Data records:
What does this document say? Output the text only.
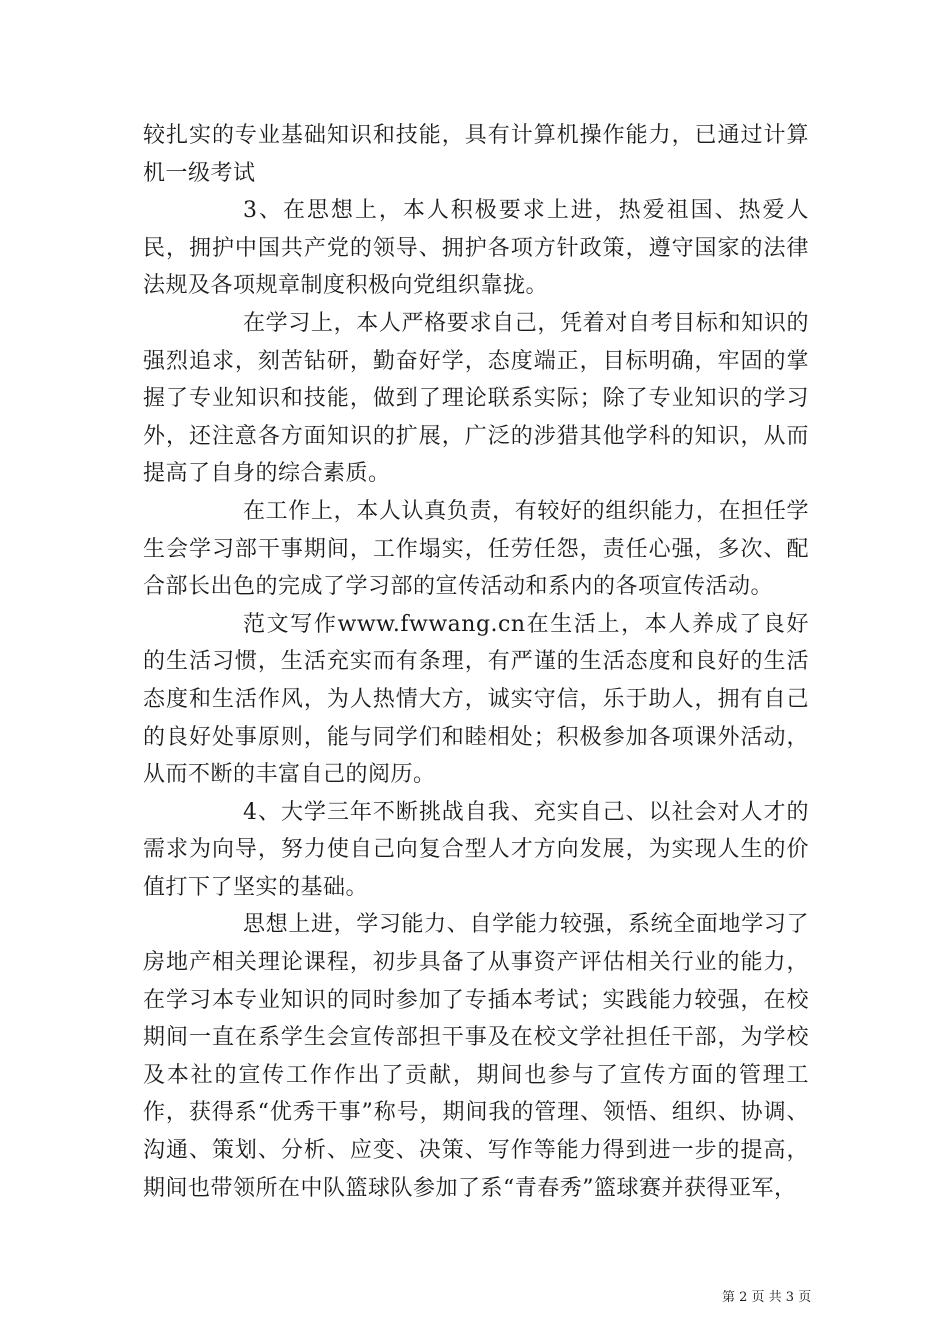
较扎实的专业基础知识和技能，具有计算机操作能力，已通过计算机一级考试

3、在思想上，本人积极要求上进，热爱祖国、热爱人民，拥护中国共产党的领导、拥护各项方针政策，遵守国家的法律法规及各项规章制度积极向党组织靠拢。

在学习上，本人严格要求自己，凭着对自考目标和知识的强烈追求，刻苦钻研，勤奋好学，态度端正，目标明确，牢固的掌握了专业知识和技能，做到了理论联系实际；除了专业知识的学习外，还注意各方面知识的扩展，广泛的涉猎其他学科的知识，从而提高了自身的综合素质。

在工作上，本人认真负责，有较好的组织能力，在担任学生会学习部干事期间，工作塌实，任劳任怨，责任心强，多次、配合部长出色的完成了学习部的宣传活动和系内的各项宣传活动。

范文写作www.fwwang.cn在生活上，本人养成了良好的生活习惯，生活充实而有条理，有严谨的生活态度和良好的生活态度和生活作风，为人热情大方，诚实守信，乐于助人，拥有自己的良好处事原则，能与同学们和睦相处；积极参加各项课外活动，从而不断的丰富自己的阅历。

4、大学三年不断挑战自我、充实自己、以社会对人才的需求为向导，努力使自己向复合型人才方向发展，为实现人生的价值打下了坚实的基础。

思想上进，学习能力、自学能力较强，系统全面地学习了房地产相关理论课程，初步具备了从事资产评估相关行业的能力，在学习本专业知识的同时参加了专插本考试；实践能力较强，在校期间一直在系学生会宣传部担干事及在校文学社担任干部，为学校及本社的宣传工作作出了贡献，期间也参与了宣传方面的管理工作，获得系“优秀干事”称号，期间我的管理、领悟、组织、协调、沟通、策划、分析、应变、决策、写作等能力得到进一步的提高，期间也带领所在中队篮球队参加了系“青春秀”篮球赛并获得亚军，

第 2 页 共 3 页
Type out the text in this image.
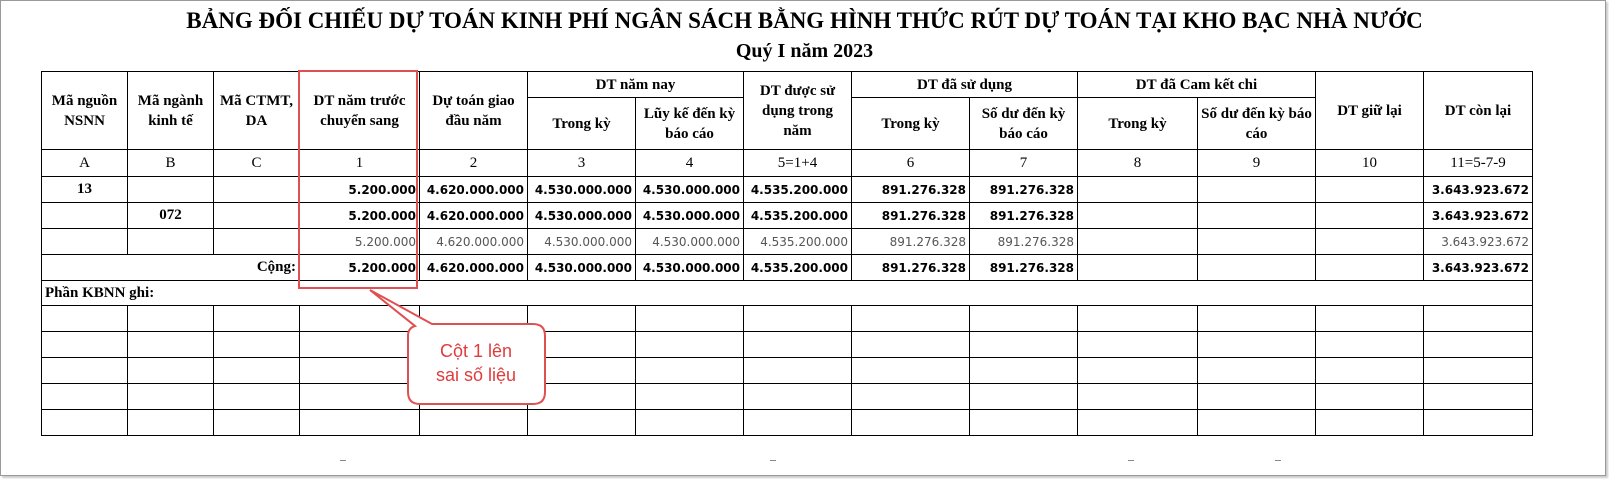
BẢNG ĐỐI CHIẾU DỰ TOÁN KINH PHÍ NGÂN SÁCH BẰNG HÌNH THỨC RÚT DỰ TOÁN TẠI KHO BẠC NHÀ NƯỚC
Quý I năm 2023
Mã nguồn NSNN	Mã ngành kinh tế	Mã CTMT, DA	DT năm trước chuyển sang	Dự toán giao đầu năm	DT năm nay		DT được sử dụng trong năm	DT đã sử dụng		DT đã Cam kết chi		DT giữ lại	DT còn lại
					Trong kỳ	Lũy kế đến kỳ báo cáo		Trong kỳ	Số dư đến kỳ báo cáo	Trong kỳ	Số dư đến kỳ báo cáo		
A	B	C	1	2	3	4	5=1+4	6	7	8	9	10	11=5-7-9
13			5.200.000	4.620.000.000	4.530.000.000	4.530.000.000	4.535.200.000	891.276.328	891.276.328				3.643.923.672
	072		5.200.000	4.620.000.000	4.530.000.000	4.530.000.000	4.535.200.000	891.276.328	891.276.328				3.643.923.672
			5.200.000	4.620.000.000	4.530.000.000	4.530.000.000	4.535.200.000	891.276.328	891.276.328				3.643.923.672
Cộng:			5.200.000	4.620.000.000	4.530.000.000	4.530.000.000	4.535.200.000	891.276.328	891.276.328				3.643.923.672
Phần KBNN ghi:													

Cột 1 lên
sai số liệu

__Required work__. Word for word, restate the lines from the one containing "Type out the text in this image." through the end of the listing, and nothing more. Skip the pictures.

__Expected output__.
Type out the text in this image.
BẢNG ĐỐI CHIẾU DỰ TOÁN KINH PHÍ NGÂN SÁCH BẰNG HÌNH THỨC RÚT DỰ TOÁN TẠI KHO BẠC NHÀ NƯỚC
Quý I năm 2023
Mã nguồn NSNN	Mã ngành kinh tế	Mã CTMT, DA	DT năm trước chuyển sang	Dự toán giao đầu năm	DT năm nay		DT được sử dụng trong năm	DT đã sử dụng		DT đã Cam kết chi		DT giữ lại	DT còn lại
					Trong kỳ	Lũy kế đến kỳ báo cáo		Trong kỳ	Số dư đến kỳ báo cáo	Trong kỳ	Số dư đến kỳ báo cáo		
A	B	C	1	2	3	4	5=1+4	6	7	8	9	10	11=5-7-9
13			5.200.000	4.620.000.000	4.530.000.000	4.530.000.000	4.535.200.000	891.276.328	891.276.328				3.643.923.672
	072		5.200.000	4.620.000.000	4.530.000.000	4.530.000.000	4.535.200.000	891.276.328	891.276.328				3.643.923.672
			5.200.000	4.620.000.000	4.530.000.000	4.530.000.000	4.535.200.000	891.276.328	891.276.328				3.643.923.672
Cộng:			5.200.000	4.620.000.000	4.530.000.000	4.530.000.000	4.535.200.000	891.276.328	891.276.328				3.643.923.672
Phần KBNN ghi:													

Cột 1 lên
sai số liệu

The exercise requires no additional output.